SHORT TASK: Give the data below again, word for word.

DATA IN THIS EXERCISE:
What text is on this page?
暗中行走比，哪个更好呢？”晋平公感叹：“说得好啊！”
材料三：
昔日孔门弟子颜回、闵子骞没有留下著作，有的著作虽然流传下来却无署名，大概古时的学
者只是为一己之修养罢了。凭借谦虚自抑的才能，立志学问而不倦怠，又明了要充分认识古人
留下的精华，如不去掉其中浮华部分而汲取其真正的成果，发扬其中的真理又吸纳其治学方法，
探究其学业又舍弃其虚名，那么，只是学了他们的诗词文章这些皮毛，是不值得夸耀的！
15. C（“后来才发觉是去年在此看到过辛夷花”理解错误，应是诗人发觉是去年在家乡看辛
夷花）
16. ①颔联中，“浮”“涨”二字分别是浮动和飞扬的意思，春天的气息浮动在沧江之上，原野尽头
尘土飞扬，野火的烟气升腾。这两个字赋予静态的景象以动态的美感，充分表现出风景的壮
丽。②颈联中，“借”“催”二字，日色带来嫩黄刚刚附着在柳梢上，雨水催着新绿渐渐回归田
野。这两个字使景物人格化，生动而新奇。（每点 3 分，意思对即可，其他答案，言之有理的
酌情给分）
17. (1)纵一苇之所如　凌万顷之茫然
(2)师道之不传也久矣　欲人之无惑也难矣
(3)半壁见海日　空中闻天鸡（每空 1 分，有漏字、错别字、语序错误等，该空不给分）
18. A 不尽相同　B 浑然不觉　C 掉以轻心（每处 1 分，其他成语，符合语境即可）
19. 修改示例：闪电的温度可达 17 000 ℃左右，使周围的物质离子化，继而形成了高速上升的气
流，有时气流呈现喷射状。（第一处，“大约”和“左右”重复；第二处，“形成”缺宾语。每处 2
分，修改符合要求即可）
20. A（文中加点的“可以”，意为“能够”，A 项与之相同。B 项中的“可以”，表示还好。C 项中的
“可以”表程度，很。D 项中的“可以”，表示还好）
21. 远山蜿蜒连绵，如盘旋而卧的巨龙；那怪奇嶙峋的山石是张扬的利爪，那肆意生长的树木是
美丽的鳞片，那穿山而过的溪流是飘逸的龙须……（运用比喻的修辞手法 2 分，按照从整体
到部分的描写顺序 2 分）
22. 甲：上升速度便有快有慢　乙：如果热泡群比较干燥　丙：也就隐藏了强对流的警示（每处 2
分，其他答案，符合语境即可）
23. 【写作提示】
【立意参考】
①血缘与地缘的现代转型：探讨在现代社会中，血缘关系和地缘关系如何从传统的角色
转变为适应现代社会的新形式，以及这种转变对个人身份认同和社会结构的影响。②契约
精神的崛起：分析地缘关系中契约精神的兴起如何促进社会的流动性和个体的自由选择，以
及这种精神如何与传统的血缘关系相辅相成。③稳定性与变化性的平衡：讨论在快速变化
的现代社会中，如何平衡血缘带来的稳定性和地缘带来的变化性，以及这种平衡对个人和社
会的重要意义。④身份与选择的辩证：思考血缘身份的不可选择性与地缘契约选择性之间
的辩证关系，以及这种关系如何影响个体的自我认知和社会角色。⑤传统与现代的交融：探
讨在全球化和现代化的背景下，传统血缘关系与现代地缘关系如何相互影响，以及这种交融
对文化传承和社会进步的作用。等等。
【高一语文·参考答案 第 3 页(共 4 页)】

TASK OUTPUT:
What text is on this page?
暗中行走比，哪个更好呢？”晋平公感叹：“说得好啊！”
材料三：
昔日孔门弟子颜回、闵子骞没有留下著作，有的著作虽然流传下来却无署名，大概古时的学
者只是为一己之修养罢了。凭借谦虚自抑的才能，立志学问而不倦怠，又明了要充分认识古人
留下的精华，如不去掉其中浮华部分而汲取其真正的成果，发扬其中的真理又吸纳其治学方法，
探究其学业又舍弃其虚名，那么，只是学了他们的诗词文章这些皮毛，是不值得夸耀的！
15. C（“后来才发觉是去年在此看到过辛夷花”理解错误，应是诗人发觉是去年在家乡看辛
夷花）
16. ①颔联中，“浮”“涨”二字分别是浮动和飞扬的意思，春天的气息浮动在沧江之上，原野尽头
尘土飞扬，野火的烟气升腾。这两个字赋予静态的景象以动态的美感，充分表现出风景的壮
丽。②颈联中，“借”“催”二字，日色带来嫩黄刚刚附着在柳梢上，雨水催着新绿渐渐回归田
野。这两个字使景物人格化，生动而新奇。（每点 3 分，意思对即可，其他答案，言之有理的
酌情给分）
17. (1)纵一苇之所如　凌万顷之茫然
(2)师道之不传也久矣　欲人之无惑也难矣
(3)半壁见海日　空中闻天鸡（每空 1 分，有漏字、错别字、语序错误等，该空不给分）
18. A 不尽相同　B 浑然不觉　C 掉以轻心（每处 1 分，其他成语，符合语境即可）
19. 修改示例：闪电的温度可达 17 000 ℃左右，使周围的物质离子化，继而形成了高速上升的气
流，有时气流呈现喷射状。（第一处，“大约”和“左右”重复；第二处，“形成”缺宾语。每处 2
分，修改符合要求即可）
20. A（文中加点的“可以”，意为“能够”，A 项与之相同。B 项中的“可以”，表示还好。C 项中的
“可以”表程度，很。D 项中的“可以”，表示还好）
21. 远山蜿蜒连绵，如盘旋而卧的巨龙；那怪奇嶙峋的山石是张扬的利爪，那肆意生长的树木是
美丽的鳞片，那穿山而过的溪流是飘逸的龙须……（运用比喻的修辞手法 2 分，按照从整体
到部分的描写顺序 2 分）
22. 甲：上升速度便有快有慢　乙：如果热泡群比较干燥　丙：也就隐藏了强对流的警示（每处 2
分，其他答案，符合语境即可）
23. 【写作提示】
【立意参考】
①血缘与地缘的现代转型：探讨在现代社会中，血缘关系和地缘关系如何从传统的角色
转变为适应现代社会的新形式，以及这种转变对个人身份认同和社会结构的影响。②契约
精神的崛起：分析地缘关系中契约精神的兴起如何促进社会的流动性和个体的自由选择，以
及这种精神如何与传统的血缘关系相辅相成。③稳定性与变化性的平衡：讨论在快速变化
的现代社会中，如何平衡血缘带来的稳定性和地缘带来的变化性，以及这种平衡对个人和社
会的重要意义。④身份与选择的辩证：思考血缘身份的不可选择性与地缘契约选择性之间
的辩证关系，以及这种关系如何影响个体的自我认知和社会角色。⑤传统与现代的交融：探
讨在全球化和现代化的背景下，传统血缘关系与现代地缘关系如何相互影响，以及这种交融
对文化传承和社会进步的作用。等等。
【高一语文·参考答案 第 3 页(共 4 页)】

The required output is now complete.